▸ Exercise aim
The entries must be restated exactly as written.

▸ Provided data
....
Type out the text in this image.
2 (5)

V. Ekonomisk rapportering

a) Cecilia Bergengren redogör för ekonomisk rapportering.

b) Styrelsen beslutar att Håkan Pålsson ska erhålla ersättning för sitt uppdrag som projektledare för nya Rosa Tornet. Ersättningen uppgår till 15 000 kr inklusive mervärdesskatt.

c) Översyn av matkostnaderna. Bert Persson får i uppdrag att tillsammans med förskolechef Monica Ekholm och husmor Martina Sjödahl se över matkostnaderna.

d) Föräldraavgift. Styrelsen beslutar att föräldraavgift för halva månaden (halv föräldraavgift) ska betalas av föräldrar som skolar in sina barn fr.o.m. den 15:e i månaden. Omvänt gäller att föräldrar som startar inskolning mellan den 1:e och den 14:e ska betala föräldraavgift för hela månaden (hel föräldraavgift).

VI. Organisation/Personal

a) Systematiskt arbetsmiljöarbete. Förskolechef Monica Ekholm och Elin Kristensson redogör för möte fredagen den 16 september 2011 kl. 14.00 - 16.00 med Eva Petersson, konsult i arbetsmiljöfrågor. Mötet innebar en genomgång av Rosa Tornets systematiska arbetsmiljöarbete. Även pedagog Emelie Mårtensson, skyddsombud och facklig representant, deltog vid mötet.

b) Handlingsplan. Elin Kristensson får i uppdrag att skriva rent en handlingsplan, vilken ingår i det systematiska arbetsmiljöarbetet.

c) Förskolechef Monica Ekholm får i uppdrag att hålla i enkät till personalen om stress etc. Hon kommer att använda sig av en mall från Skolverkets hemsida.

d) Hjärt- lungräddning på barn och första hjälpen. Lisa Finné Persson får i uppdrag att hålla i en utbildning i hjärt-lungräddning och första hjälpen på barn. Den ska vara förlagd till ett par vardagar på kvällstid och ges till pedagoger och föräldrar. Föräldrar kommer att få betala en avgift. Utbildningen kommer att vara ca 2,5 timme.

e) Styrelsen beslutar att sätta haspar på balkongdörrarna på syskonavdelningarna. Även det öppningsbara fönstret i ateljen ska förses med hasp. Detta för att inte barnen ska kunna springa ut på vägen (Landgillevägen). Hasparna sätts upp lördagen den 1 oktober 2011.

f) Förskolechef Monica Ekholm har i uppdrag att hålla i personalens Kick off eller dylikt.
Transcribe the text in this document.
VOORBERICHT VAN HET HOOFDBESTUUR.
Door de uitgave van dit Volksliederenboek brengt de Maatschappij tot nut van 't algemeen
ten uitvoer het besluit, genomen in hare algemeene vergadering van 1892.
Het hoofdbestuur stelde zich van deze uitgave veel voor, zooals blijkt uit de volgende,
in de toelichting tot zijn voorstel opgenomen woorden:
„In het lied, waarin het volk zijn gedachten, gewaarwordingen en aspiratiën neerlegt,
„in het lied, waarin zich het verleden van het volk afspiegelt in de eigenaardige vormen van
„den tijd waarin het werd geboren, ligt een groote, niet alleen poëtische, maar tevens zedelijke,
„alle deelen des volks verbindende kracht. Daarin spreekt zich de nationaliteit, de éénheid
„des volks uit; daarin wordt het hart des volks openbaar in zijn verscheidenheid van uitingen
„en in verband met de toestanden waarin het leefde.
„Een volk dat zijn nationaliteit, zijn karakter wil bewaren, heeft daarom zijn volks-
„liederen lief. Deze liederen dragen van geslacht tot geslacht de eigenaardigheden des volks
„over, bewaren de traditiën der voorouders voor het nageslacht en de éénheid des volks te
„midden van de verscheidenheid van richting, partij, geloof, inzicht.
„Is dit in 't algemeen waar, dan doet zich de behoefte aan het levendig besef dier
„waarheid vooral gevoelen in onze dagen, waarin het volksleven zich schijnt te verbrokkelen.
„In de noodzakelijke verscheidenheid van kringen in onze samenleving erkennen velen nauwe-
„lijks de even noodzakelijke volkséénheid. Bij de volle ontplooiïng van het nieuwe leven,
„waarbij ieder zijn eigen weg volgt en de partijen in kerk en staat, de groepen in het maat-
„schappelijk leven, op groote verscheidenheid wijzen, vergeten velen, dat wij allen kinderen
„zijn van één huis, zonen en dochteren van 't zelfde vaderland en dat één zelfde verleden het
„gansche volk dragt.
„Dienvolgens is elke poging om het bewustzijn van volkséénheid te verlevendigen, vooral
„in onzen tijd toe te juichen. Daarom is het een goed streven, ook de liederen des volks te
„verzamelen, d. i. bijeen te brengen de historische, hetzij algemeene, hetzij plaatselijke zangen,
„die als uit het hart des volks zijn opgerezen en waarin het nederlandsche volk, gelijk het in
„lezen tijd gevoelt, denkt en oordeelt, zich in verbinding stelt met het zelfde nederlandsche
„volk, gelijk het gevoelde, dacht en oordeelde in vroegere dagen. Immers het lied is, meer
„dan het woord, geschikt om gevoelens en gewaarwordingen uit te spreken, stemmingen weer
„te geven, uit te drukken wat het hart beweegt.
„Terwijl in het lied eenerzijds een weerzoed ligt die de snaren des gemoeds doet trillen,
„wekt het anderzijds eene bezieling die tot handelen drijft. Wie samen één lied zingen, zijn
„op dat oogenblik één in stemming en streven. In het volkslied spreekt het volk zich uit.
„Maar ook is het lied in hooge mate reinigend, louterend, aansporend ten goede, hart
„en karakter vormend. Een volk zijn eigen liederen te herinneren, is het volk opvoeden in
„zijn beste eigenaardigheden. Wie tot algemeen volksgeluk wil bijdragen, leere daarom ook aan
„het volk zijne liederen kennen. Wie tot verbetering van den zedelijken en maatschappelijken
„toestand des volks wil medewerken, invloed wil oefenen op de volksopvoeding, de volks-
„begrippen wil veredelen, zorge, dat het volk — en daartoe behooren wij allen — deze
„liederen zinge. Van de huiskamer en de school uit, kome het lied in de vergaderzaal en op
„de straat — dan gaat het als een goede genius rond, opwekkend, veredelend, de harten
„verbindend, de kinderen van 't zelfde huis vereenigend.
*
....
▸ Response to this exercise
Type out the text in this image.
2 (5)

V. Ekonomisk rapportering

a) Cecilia Bergengren redogör för ekonomisk rapportering.

b) Styrelsen beslutar att Håkan Pålsson ska erhålla ersättning för sitt uppdrag som projektledare för nya Rosa Tornet. Ersättningen uppgår till 15 000 kr inklusive mervärdesskatt.

c) Översyn av matkostnaderna. Bert Persson får i uppdrag att tillsammans med förskolechef Monica Ekholm och husmor Martina Sjödahl se över matkostnaderna.

d) Föräldraavgift. Styrelsen beslutar att föräldraavgift för halva månaden (halv föräldraavgift) ska betalas av föräldrar som skolar in sina barn fr.o.m. den 15:e i månaden. Omvänt gäller att föräldrar som startar inskolning mellan den 1:e och den 14:e ska betala föräldraavgift för hela månaden (hel föräldraavgift).

VI. Organisation/Personal

a) Systematiskt arbetsmiljöarbete. Förskolechef Monica Ekholm och Elin Kristensson redogör för möte fredagen den 16 september 2011 kl. 14.00 - 16.00 med Eva Petersson, konsult i arbetsmiljöfrågor. Mötet innebar en genomgång av Rosa Tornets systematiska arbetsmiljöarbete. Även pedagog Emelie Mårtensson, skyddsombud och facklig representant, deltog vid mötet.

b) Handlingsplan. Elin Kristensson får i uppdrag att skriva rent en handlingsplan, vilken ingår i det systematiska arbetsmiljöarbetet.

c) Förskolechef Monica Ekholm får i uppdrag att hålla i enkät till personalen om stress etc. Hon kommer att använda sig av en mall från Skolverkets hemsida.

d) Hjärt- lungräddning på barn och första hjälpen. Lisa Finné Persson får i uppdrag att hålla i en utbildning i hjärt-lungräddning och första hjälpen på barn. Den ska vara förlagd till ett par vardagar på kvällstid och ges till pedagoger och föräldrar. Föräldrar kommer att få betala en avgift. Utbildningen kommer att vara ca 2,5 timme.

e) Styrelsen beslutar att sätta haspar på balkongdörrarna på syskonavdelningarna. Även det öppningsbara fönstret i ateljen ska förses med hasp. Detta för att inte barnen ska kunna springa ut på vägen (Landgillevägen). Hasparna sätts upp lördagen den 1 oktober 2011.

f) Förskolechef Monica Ekholm har i uppdrag att hålla i personalens Kick off eller dylikt.
Transcribe the text in this document.
VOORBERICHT VAN HET HOOFDBESTUUR.
Door de uitgave van dit Volksliederenboek brengt de Maatschappij tot nut van 't algemeen
ten uitvoer het besluit, genomen in hare algemeene vergadering van 1892.
Het hoofdbestuur stelde zich van deze uitgave veel voor, zooals blijkt uit de volgende,
in de toelichting tot zijn voorstel opgenomen woorden:
„In het lied, waarin het volk zijn gedachten, gewaarwordingen en aspiratiën neerlegt,
„in het lied, waarin zich het verleden van het volk afspiegelt in de eigenaardige vormen van
„den tijd waarin het werd geboren, ligt een groote, niet alleen poëtische, maar tevens zedelijke,
„alle deelen des volks verbindende kracht. Daarin spreekt zich de nationaliteit, de éénheid
„des volks uit; daarin wordt het hart des volks openbaar in zijn verscheidenheid van uitingen
„en in verband met de toestanden waarin het leefde.
„Een volk dat zijn nationaliteit, zijn karakter wil bewaren, heeft daarom zijn volks-
„liederen lief. Deze liederen dragen van geslacht tot geslacht de eigenaardigheden des volks
„over, bewaren de traditiën der voorouders voor het nageslacht en de éénheid des volks te
„midden van de verscheidenheid van richting, partij, geloof, inzicht.
„Is dit in 't algemeen waar, dan doet zich de behoefte aan het levendig besef dier
„waarheid vooral gevoelen in onze dagen, waarin het volksleven zich schijnt te verbrokkelen.
„In de noodzakelijke verscheidenheid van kringen in onze samenleving erkennen velen nauwe-
„lijks de even noodzakelijke volkséénheid. Bij de volle ontplooiïng van het nieuwe leven,
„waarbij ieder zijn eigen weg volgt en de partijen in kerk en staat, de groepen in het maat-
„schappelijk leven, op groote verscheidenheid wijzen, vergeten velen, dat wij allen kinderen
„zijn van één huis, zonen en dochteren van 't zelfde vaderland en dat één zelfde verleden het
„gansche volk dragt.
„Dienvolgens is elke poging om het bewustzijn van volkséénheid te verlevendigen, vooral
„in onzen tijd toe te juichen. Daarom is het een goed streven, ook de liederen des volks te
„verzamelen, d. i. bijeen te brengen de historische, hetzij algemeene, hetzij plaatselijke zangen,
„die als uit het hart des volks zijn opgerezen en waarin het nederlandsche volk, gelijk het in
„lezen tijd gevoelt, denkt en oordeelt, zich in verbinding stelt met het zelfde nederlandsche
„volk, gelijk het gevoelde, dacht en oordeelde in vroegere dagen. Immers het lied is, meer
„dan het woord, geschikt om gevoelens en gewaarwordingen uit te spreken, stemmingen weer
„te geven, uit te drukken wat het hart beweegt.
„Terwijl in het lied eenerzijds een weerzoed ligt die de snaren des gemoeds doet trillen,
„wekt het anderzijds eene bezieling die tot handelen drijft. Wie samen één lied zingen, zijn
„op dat oogenblik één in stemming en streven. In het volkslied spreekt het volk zich uit.
„Maar ook is het lied in hooge mate reinigend, louterend, aansporend ten goede, hart
„en karakter vormend. Een volk zijn eigen liederen te herinneren, is het volk opvoeden in
„zijn beste eigenaardigheden. Wie tot algemeen volksgeluk wil bijdragen, leere daarom ook aan
„het volk zijne liederen kennen. Wie tot verbetering van den zedelijken en maatschappelijken
„toestand des volks wil medewerken, invloed wil oefenen op de volksopvoeding, de volks-
„begrippen wil veredelen, zorge, dat het volk — en daartoe behooren wij allen — deze
„liederen zinge. Van de huiskamer en de school uit, kome het lied in de vergaderzaal en op
„de straat — dan gaat het als een goede genius rond, opwekkend, veredelend, de harten
„verbindend, de kinderen van 't zelfde huis vereenigend.
*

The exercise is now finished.